* begin *

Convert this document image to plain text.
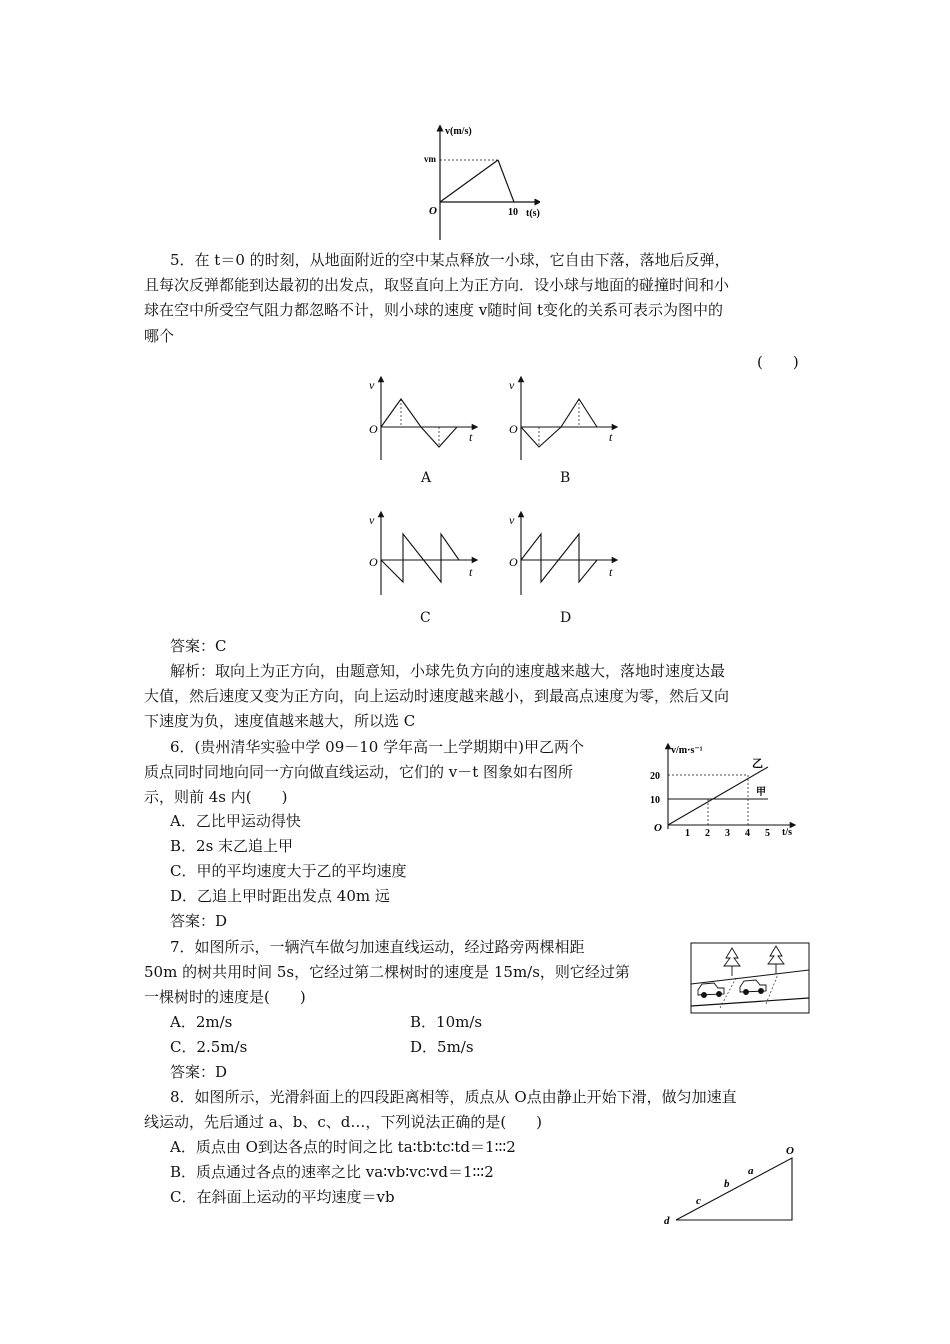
v(m/s)
vm
O	10 t(s)
5．在 t＝0 的时刻，从地面附近的空中某点释放一小球，它自由下落，落地后反弹，
且每次反弹都能到达最初的出发点，取竖直向上为正方向．设小球与地面的碰撞时间和小
球在空中所受空气阻力都忽略不计，则小球的速度 v随时间 t变化的关系可表示为图中的
哪个
(　　)
v
O
t
A
v
O
t
B
v
O
t
C
v
O
t
D
答案：C
解析：取向上为正方向，由题意知，小球先负方向的速度越来越大，落地时速度达最
大值，然后速度又变为正方向，向上运动时速度越来越小，到最高点速度为零，然后又向
下速度为负，速度值越来越大，所以选 C
6．(贵州清华实验中学 09－10 学年高一上学期期中)甲乙两个
质点同时同地向同一方向做直线运动，它们的 v－t 图象如右图所
示，则前 4s 内(　　)
A．乙比甲运动得快
B．2s 末乙追上甲
C．甲的平均速度大于乙的平均速度
D．乙追上甲时距出发点 40m 远
答案：D
v/m·s⁻¹
20
10
O 1 2 3 4 5 t/s
乙
甲
7．如图所示，一辆汽车做匀加速直线运动，经过路旁两棵相距
50m 的树共用时间 5s，它经过第二棵树时的速度是 15m/s，则它经过第
一棵树时的速度是(　　)
A．2m/s	B．10m/s
C．2.5m/s	D．5m/s
答案：D
8．如图所示，光滑斜面上的四段距离相等，质点从 O点由静止开始下滑，做匀加速直
线运动，先后通过 a、b、c、d…，下列说法正确的是(　　)
A．质点由 O到达各点的时间之比 ta∶tb∶tc∶td＝1∶∶∶2
B．质点通过各点的速率之比 va∶vb∶vc∶vd＝1∶∶∶2
C．在斜面上运动的平均速度＝vb
O
a
b
c
d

* end *

- [Task directions]:
Read the entries and pick out all lines that include the word "如图所示".

- [Exercise result]:
7．如图所示，一辆汽车做匀加速直线运动，经过路旁两棵相距
8．如图所示，光滑斜面上的四段距离相等，质点从 O点由静止开始下滑，做匀加速直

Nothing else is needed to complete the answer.